Task brief -> Write the data out again, character for character, with no images.

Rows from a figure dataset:
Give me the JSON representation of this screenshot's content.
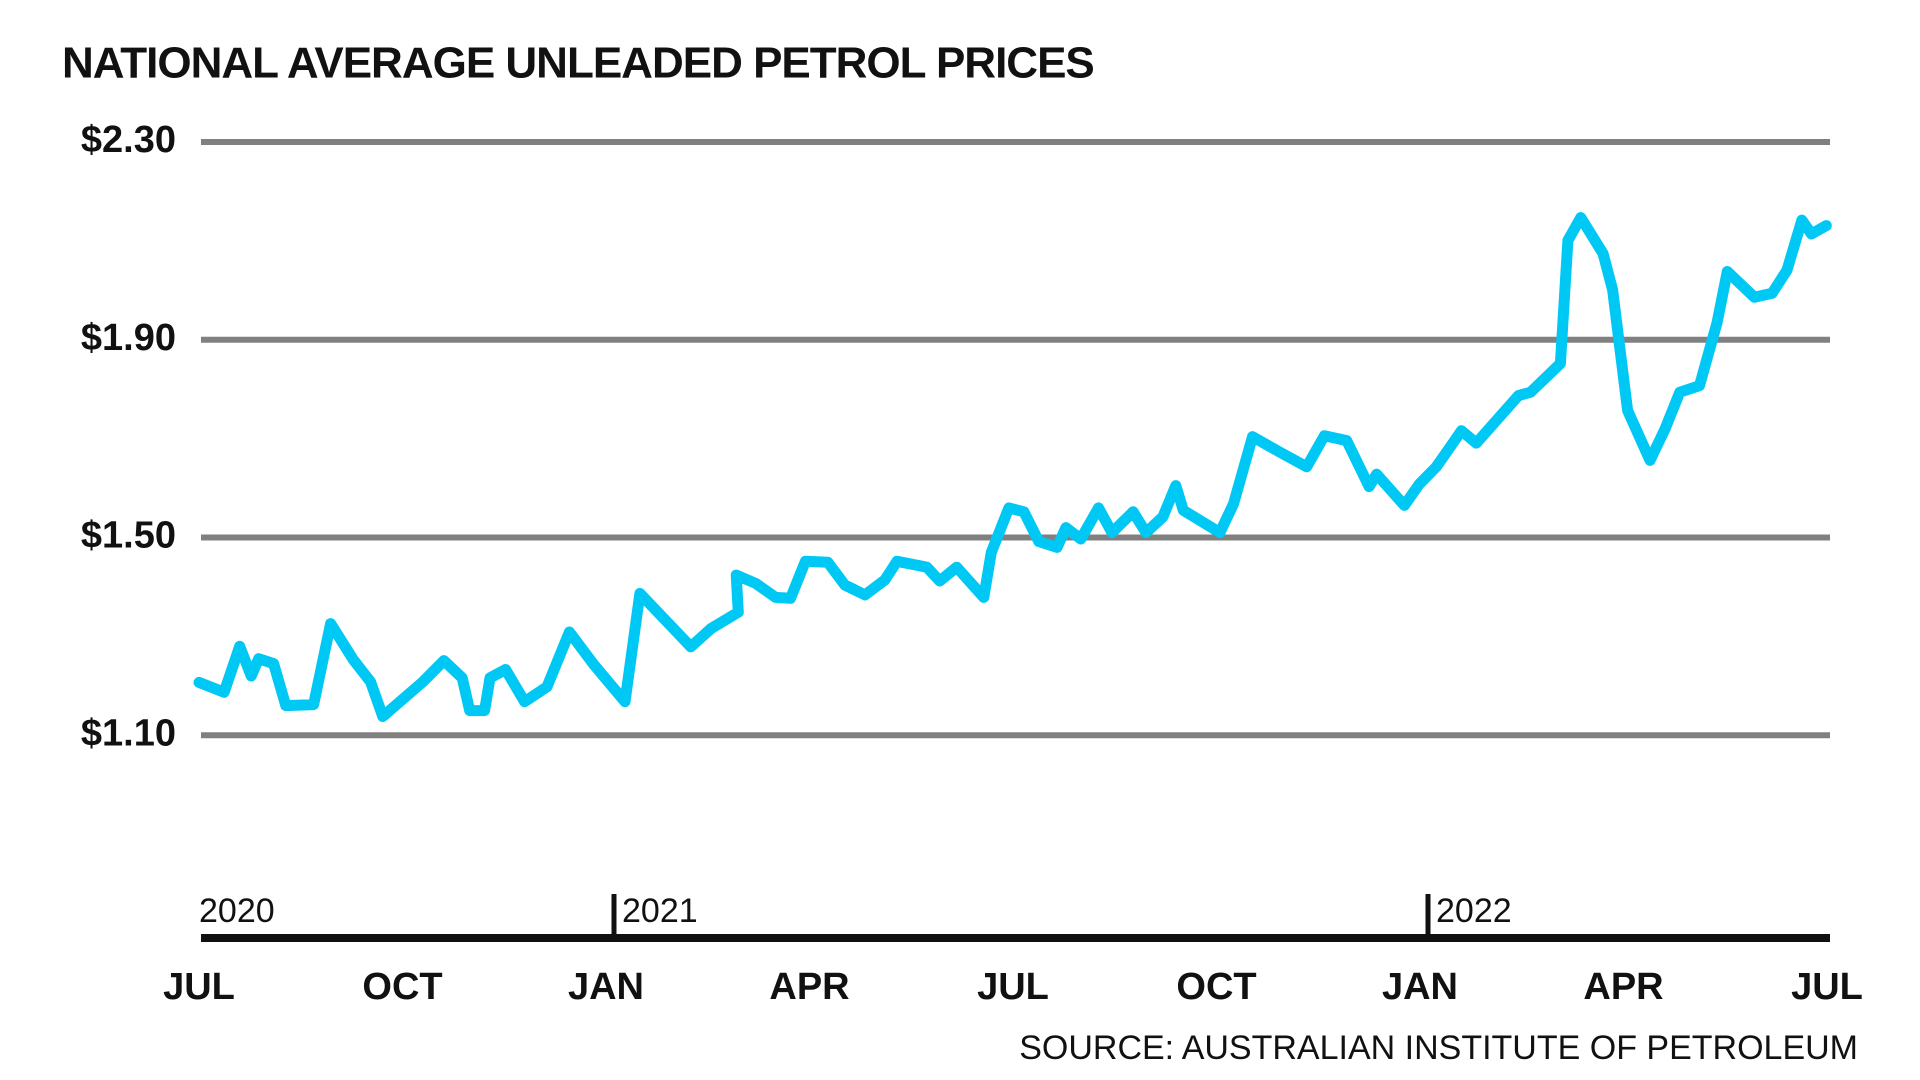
{
  "chart_data": {
    "type": "line",
    "title": "NATIONAL AVERAGE UNLEADED PETROL PRICES",
    "source": "SOURCE: AUSTRALIAN INSTITUTE OF PETROLEUM",
    "color": "#00c8f5",
    "grid": true,
    "x": [
      0,
      0.37,
      0.6,
      0.77,
      0.88,
      1.1,
      1.28,
      1.69,
      1.94,
      2.27,
      2.53,
      2.71,
      3.3,
      3.61,
      3.88,
      3.99,
      4.21,
      4.29,
      4.52,
      4.8,
      5.13,
      5.46,
      5.82,
      6.28,
      6.5,
      7.25,
      7.55,
      7.95,
      7.92,
      8.21,
      8.5,
      8.72,
      8.94,
      9.27,
      9.52,
      9.82,
      10.11,
      10.29,
      10.73,
      10.92,
      11.17,
      11.57,
      11.68,
      11.94,
      12.16,
      12.38,
      12.65,
      12.78,
      13.0,
      13.26,
      13.46,
      13.77,
      13.96,
      14.21,
      14.4,
      14.51,
      15.05,
      15.25,
      15.53,
      15.93,
      16.33,
      16.59,
      16.92,
      17.25,
      17.36,
      17.77,
      17.99,
      18.24,
      18.5,
      18.61,
      18.83,
      19.45,
      19.63,
      20.07,
      20.18,
      20.37,
      20.7,
      20.84,
      21.06,
      21.39,
      21.61,
      21.83,
      22.12,
      22.38,
      22.53,
      22.93,
      23.19,
      23.41,
      23.63,
      23.77,
      23.99
    ],
    "values": [
      1.207,
      1.187,
      1.28,
      1.22,
      1.255,
      1.245,
      1.16,
      1.162,
      1.326,
      1.254,
      1.208,
      1.138,
      1.208,
      1.251,
      1.216,
      1.15,
      1.15,
      1.216,
      1.233,
      1.168,
      1.198,
      1.309,
      1.243,
      1.168,
      1.387,
      1.279,
      1.316,
      1.349,
      1.424,
      1.407,
      1.379,
      1.377,
      1.452,
      1.45,
      1.404,
      1.384,
      1.414,
      1.452,
      1.44,
      1.412,
      1.44,
      1.379,
      1.47,
      1.56,
      1.552,
      1.492,
      1.48,
      1.52,
      1.497,
      1.56,
      1.51,
      1.552,
      1.51,
      1.542,
      1.605,
      1.555,
      1.51,
      1.568,
      1.704,
      1.673,
      1.643,
      1.706,
      1.696,
      1.603,
      1.628,
      1.565,
      1.608,
      1.643,
      1.694,
      1.716,
      1.691,
      1.787,
      1.794,
      1.852,
      2.101,
      2.147,
      2.074,
      2.001,
      1.757,
      1.656,
      1.719,
      1.794,
      1.807,
      1.935,
      2.038,
      1.986,
      1.994,
      2.041,
      2.142,
      2.114,
      2.131
    ],
    "xlim": [
      0,
      24
    ],
    "xticks": [
      {
        "value": 0,
        "label": "JUL"
      },
      {
        "value": 3,
        "label": "OCT"
      },
      {
        "value": 6,
        "label": "JAN"
      },
      {
        "value": 9,
        "label": "APR"
      },
      {
        "value": 12,
        "label": "JUL"
      },
      {
        "value": 15,
        "label": "OCT"
      },
      {
        "value": 18,
        "label": "JAN"
      },
      {
        "value": 21,
        "label": "APR"
      },
      {
        "value": 24,
        "label": "JUL"
      }
    ],
    "year_labels": [
      {
        "value": 0,
        "label": "2020"
      },
      {
        "value": 6,
        "label": "2021"
      },
      {
        "value": 18,
        "label": "2022"
      }
    ],
    "ylim": [
      0.69,
      2.3
    ],
    "yticks": [
      {
        "value": 1.1,
        "label": "$1.10"
      },
      {
        "value": 1.5,
        "label": "$1.50"
      },
      {
        "value": 1.9,
        "label": "$1.90"
      },
      {
        "value": 2.3,
        "label": "$2.30"
      }
    ]
  }
}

Correct response ->
Give me the JSON representation of this screenshot's content.
{
  "chart_data": {
    "type": "line",
    "title": "NATIONAL AVERAGE UNLEADED PETROL PRICES",
    "source": "SOURCE: AUSTRALIAN INSTITUTE OF PETROLEUM",
    "color": "#00c8f5",
    "grid": true,
    "x": [
      0,
      0.37,
      0.6,
      0.77,
      0.88,
      1.1,
      1.28,
      1.69,
      1.94,
      2.27,
      2.53,
      2.71,
      3.3,
      3.61,
      3.88,
      3.99,
      4.21,
      4.29,
      4.52,
      4.8,
      5.13,
      5.46,
      5.82,
      6.28,
      6.5,
      7.25,
      7.55,
      7.95,
      7.92,
      8.21,
      8.5,
      8.72,
      8.94,
      9.27,
      9.52,
      9.82,
      10.11,
      10.29,
      10.73,
      10.92,
      11.17,
      11.57,
      11.68,
      11.94,
      12.16,
      12.38,
      12.65,
      12.78,
      13.0,
      13.26,
      13.46,
      13.77,
      13.96,
      14.21,
      14.4,
      14.51,
      15.05,
      15.25,
      15.53,
      15.93,
      16.33,
      16.59,
      16.92,
      17.25,
      17.36,
      17.77,
      17.99,
      18.24,
      18.5,
      18.61,
      18.83,
      19.45,
      19.63,
      20.07,
      20.18,
      20.37,
      20.7,
      20.84,
      21.06,
      21.39,
      21.61,
      21.83,
      22.12,
      22.38,
      22.53,
      22.93,
      23.19,
      23.41,
      23.63,
      23.77,
      23.99
    ],
    "values": [
      1.207,
      1.187,
      1.28,
      1.22,
      1.255,
      1.245,
      1.16,
      1.162,
      1.326,
      1.254,
      1.208,
      1.138,
      1.208,
      1.251,
      1.216,
      1.15,
      1.15,
      1.216,
      1.233,
      1.168,
      1.198,
      1.309,
      1.243,
      1.168,
      1.387,
      1.279,
      1.316,
      1.349,
      1.424,
      1.407,
      1.379,
      1.377,
      1.452,
      1.45,
      1.404,
      1.384,
      1.414,
      1.452,
      1.44,
      1.412,
      1.44,
      1.379,
      1.47,
      1.56,
      1.552,
      1.492,
      1.48,
      1.52,
      1.497,
      1.56,
      1.51,
      1.552,
      1.51,
      1.542,
      1.605,
      1.555,
      1.51,
      1.568,
      1.704,
      1.673,
      1.643,
      1.706,
      1.696,
      1.603,
      1.628,
      1.565,
      1.608,
      1.643,
      1.694,
      1.716,
      1.691,
      1.787,
      1.794,
      1.852,
      2.101,
      2.147,
      2.074,
      2.001,
      1.757,
      1.656,
      1.719,
      1.794,
      1.807,
      1.935,
      2.038,
      1.986,
      1.994,
      2.041,
      2.142,
      2.114,
      2.131
    ],
    "xlim": [
      0,
      24
    ],
    "xticks": [
      {
        "value": 0,
        "label": "JUL"
      },
      {
        "value": 3,
        "label": "OCT"
      },
      {
        "value": 6,
        "label": "JAN"
      },
      {
        "value": 9,
        "label": "APR"
      },
      {
        "value": 12,
        "label": "JUL"
      },
      {
        "value": 15,
        "label": "OCT"
      },
      {
        "value": 18,
        "label": "JAN"
      },
      {
        "value": 21,
        "label": "APR"
      },
      {
        "value": 24,
        "label": "JUL"
      }
    ],
    "year_labels": [
      {
        "value": 0,
        "label": "2020"
      },
      {
        "value": 6,
        "label": "2021"
      },
      {
        "value": 18,
        "label": "2022"
      }
    ],
    "ylim": [
      0.69,
      2.3
    ],
    "yticks": [
      {
        "value": 1.1,
        "label": "$1.10"
      },
      {
        "value": 1.5,
        "label": "$1.50"
      },
      {
        "value": 1.9,
        "label": "$1.90"
      },
      {
        "value": 2.3,
        "label": "$2.30"
      }
    ]
  }
}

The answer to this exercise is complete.